Problem statement:
The entries below are to be written out again without alteration.
* Begin Raw records *
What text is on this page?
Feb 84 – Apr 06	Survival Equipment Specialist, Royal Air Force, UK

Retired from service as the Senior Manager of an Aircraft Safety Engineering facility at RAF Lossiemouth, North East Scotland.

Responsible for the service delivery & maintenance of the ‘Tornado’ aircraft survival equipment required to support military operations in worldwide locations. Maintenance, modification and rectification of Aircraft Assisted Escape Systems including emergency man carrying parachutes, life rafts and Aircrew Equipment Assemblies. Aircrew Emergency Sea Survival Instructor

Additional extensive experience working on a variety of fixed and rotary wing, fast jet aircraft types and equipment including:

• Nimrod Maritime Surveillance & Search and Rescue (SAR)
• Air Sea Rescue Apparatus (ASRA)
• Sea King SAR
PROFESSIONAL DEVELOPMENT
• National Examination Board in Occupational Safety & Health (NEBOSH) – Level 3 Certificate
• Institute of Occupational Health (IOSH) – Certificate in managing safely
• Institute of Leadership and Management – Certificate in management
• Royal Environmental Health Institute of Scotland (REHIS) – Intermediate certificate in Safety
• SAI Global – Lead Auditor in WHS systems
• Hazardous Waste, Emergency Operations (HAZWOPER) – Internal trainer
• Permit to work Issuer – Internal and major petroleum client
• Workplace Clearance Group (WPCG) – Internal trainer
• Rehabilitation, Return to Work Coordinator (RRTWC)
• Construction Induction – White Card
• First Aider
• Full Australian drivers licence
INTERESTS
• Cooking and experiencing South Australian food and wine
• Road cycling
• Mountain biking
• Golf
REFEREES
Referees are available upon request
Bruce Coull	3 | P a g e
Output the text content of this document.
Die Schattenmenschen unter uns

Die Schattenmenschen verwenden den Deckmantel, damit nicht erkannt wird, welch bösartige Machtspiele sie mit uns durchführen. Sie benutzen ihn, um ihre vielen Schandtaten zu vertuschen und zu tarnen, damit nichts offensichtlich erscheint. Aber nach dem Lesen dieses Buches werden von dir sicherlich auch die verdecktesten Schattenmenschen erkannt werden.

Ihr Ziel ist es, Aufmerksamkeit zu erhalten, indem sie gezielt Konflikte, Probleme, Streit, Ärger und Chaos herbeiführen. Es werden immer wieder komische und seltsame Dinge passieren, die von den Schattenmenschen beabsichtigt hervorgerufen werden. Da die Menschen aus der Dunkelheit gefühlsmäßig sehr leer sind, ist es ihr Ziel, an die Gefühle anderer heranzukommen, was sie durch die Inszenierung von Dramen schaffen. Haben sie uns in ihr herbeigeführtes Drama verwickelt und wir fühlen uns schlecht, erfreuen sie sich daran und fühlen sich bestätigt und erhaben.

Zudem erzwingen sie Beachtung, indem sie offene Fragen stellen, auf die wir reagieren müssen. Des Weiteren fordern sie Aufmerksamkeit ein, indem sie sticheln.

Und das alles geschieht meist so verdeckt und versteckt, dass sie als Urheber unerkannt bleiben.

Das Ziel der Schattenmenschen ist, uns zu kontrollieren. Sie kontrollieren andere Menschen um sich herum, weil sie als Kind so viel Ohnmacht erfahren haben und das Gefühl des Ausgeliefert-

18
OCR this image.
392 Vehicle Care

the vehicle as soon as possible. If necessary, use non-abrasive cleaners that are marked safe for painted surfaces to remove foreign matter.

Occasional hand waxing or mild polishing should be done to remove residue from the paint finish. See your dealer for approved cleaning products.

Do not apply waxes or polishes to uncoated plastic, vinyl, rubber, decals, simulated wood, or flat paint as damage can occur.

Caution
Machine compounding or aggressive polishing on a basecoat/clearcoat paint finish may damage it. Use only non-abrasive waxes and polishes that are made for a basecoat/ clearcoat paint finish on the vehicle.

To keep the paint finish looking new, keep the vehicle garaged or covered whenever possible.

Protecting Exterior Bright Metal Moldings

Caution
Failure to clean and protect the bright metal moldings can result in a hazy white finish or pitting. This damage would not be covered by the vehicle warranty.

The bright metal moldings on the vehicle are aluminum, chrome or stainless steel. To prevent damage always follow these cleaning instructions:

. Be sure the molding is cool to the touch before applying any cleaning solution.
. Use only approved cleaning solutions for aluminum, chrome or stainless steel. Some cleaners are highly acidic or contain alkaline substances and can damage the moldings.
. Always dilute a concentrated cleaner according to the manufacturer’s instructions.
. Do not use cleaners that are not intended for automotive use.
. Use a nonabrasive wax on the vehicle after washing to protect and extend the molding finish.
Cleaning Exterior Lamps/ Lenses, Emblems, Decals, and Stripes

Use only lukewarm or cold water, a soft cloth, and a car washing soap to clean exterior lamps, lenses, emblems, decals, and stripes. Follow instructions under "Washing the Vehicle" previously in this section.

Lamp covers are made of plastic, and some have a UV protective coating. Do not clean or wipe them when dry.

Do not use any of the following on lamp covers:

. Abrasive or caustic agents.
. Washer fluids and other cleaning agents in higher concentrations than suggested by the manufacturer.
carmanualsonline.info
* End Raw records *
Response:
What text is on this page?
Feb 84 – Apr 06	Survival Equipment Specialist, Royal Air Force, UK

Retired from service as the Senior Manager of an Aircraft Safety Engineering facility at RAF Lossiemouth, North East Scotland.

Responsible for the service delivery & maintenance of the ‘Tornado’ aircraft survival equipment required to support military operations in worldwide locations. Maintenance, modification and rectification of Aircraft Assisted Escape Systems including emergency man carrying parachutes, life rafts and Aircrew Equipment Assemblies. Aircrew Emergency Sea Survival Instructor

Additional extensive experience working on a variety of fixed and rotary wing, fast jet aircraft types and equipment including:

• Nimrod Maritime Surveillance & Search and Rescue (SAR)
• Air Sea Rescue Apparatus (ASRA)
• Sea King SAR
PROFESSIONAL DEVELOPMENT
• National Examination Board in Occupational Safety & Health (NEBOSH) – Level 3 Certificate
• Institute of Occupational Health (IOSH) – Certificate in managing safely
• Institute of Leadership and Management – Certificate in management
• Royal Environmental Health Institute of Scotland (REHIS) – Intermediate certificate in Safety
• SAI Global – Lead Auditor in WHS systems
• Hazardous Waste, Emergency Operations (HAZWOPER) – Internal trainer
• Permit to work Issuer – Internal and major petroleum client
• Workplace Clearance Group (WPCG) – Internal trainer
• Rehabilitation, Return to Work Coordinator (RRTWC)
• Construction Induction – White Card
• First Aider
• Full Australian drivers licence
INTERESTS
• Cooking and experiencing South Australian food and wine
• Road cycling
• Mountain biking
• Golf
REFEREES
Referees are available upon request
Bruce Coull	3 | P a g e
Output the text content of this document.
Die Schattenmenschen unter uns

Die Schattenmenschen verwenden den Deckmantel, damit nicht erkannt wird, welch bösartige Machtspiele sie mit uns durchführen. Sie benutzen ihn, um ihre vielen Schandtaten zu vertuschen und zu tarnen, damit nichts offensichtlich erscheint. Aber nach dem Lesen dieses Buches werden von dir sicherlich auch die verdecktesten Schattenmenschen erkannt werden.

Ihr Ziel ist es, Aufmerksamkeit zu erhalten, indem sie gezielt Konflikte, Probleme, Streit, Ärger und Chaos herbeiführen. Es werden immer wieder komische und seltsame Dinge passieren, die von den Schattenmenschen beabsichtigt hervorgerufen werden. Da die Menschen aus der Dunkelheit gefühlsmäßig sehr leer sind, ist es ihr Ziel, an die Gefühle anderer heranzukommen, was sie durch die Inszenierung von Dramen schaffen. Haben sie uns in ihr herbeigeführtes Drama verwickelt und wir fühlen uns schlecht, erfreuen sie sich daran und fühlen sich bestätigt und erhaben.

Zudem erzwingen sie Beachtung, indem sie offene Fragen stellen, auf die wir reagieren müssen. Des Weiteren fordern sie Aufmerksamkeit ein, indem sie sticheln.

Und das alles geschieht meist so verdeckt und versteckt, dass sie als Urheber unerkannt bleiben.

Das Ziel der Schattenmenschen ist, uns zu kontrollieren. Sie kontrollieren andere Menschen um sich herum, weil sie als Kind so viel Ohnmacht erfahren haben und das Gefühl des Ausgeliefert-

18
OCR this image.
392 Vehicle Care

the vehicle as soon as possible. If necessary, use non-abrasive cleaners that are marked safe for painted surfaces to remove foreign matter.

Occasional hand waxing or mild polishing should be done to remove residue from the paint finish. See your dealer for approved cleaning products.

Do not apply waxes or polishes to uncoated plastic, vinyl, rubber, decals, simulated wood, or flat paint as damage can occur.

Caution
Machine compounding or aggressive polishing on a basecoat/clearcoat paint finish may damage it. Use only non-abrasive waxes and polishes that are made for a basecoat/ clearcoat paint finish on the vehicle.

To keep the paint finish looking new, keep the vehicle garaged or covered whenever possible.

Protecting Exterior Bright Metal Moldings

Caution
Failure to clean and protect the bright metal moldings can result in a hazy white finish or pitting. This damage would not be covered by the vehicle warranty.

The bright metal moldings on the vehicle are aluminum, chrome or stainless steel. To prevent damage always follow these cleaning instructions:

. Be sure the molding is cool to the touch before applying any cleaning solution.
. Use only approved cleaning solutions for aluminum, chrome or stainless steel. Some cleaners are highly acidic or contain alkaline substances and can damage the moldings.
. Always dilute a concentrated cleaner according to the manufacturer’s instructions.
. Do not use cleaners that are not intended for automotive use.
. Use a nonabrasive wax on the vehicle after washing to protect and extend the molding finish.
Cleaning Exterior Lamps/ Lenses, Emblems, Decals, and Stripes

Use only lukewarm or cold water, a soft cloth, and a car washing soap to clean exterior lamps, lenses, emblems, decals, and stripes. Follow instructions under "Washing the Vehicle" previously in this section.

Lamp covers are made of plastic, and some have a UV protective coating. Do not clean or wipe them when dry.

Do not use any of the following on lamp covers:

. Abrasive or caustic agents.
. Washer fluids and other cleaning agents in higher concentrations than suggested by the manufacturer.
carmanualsonline.info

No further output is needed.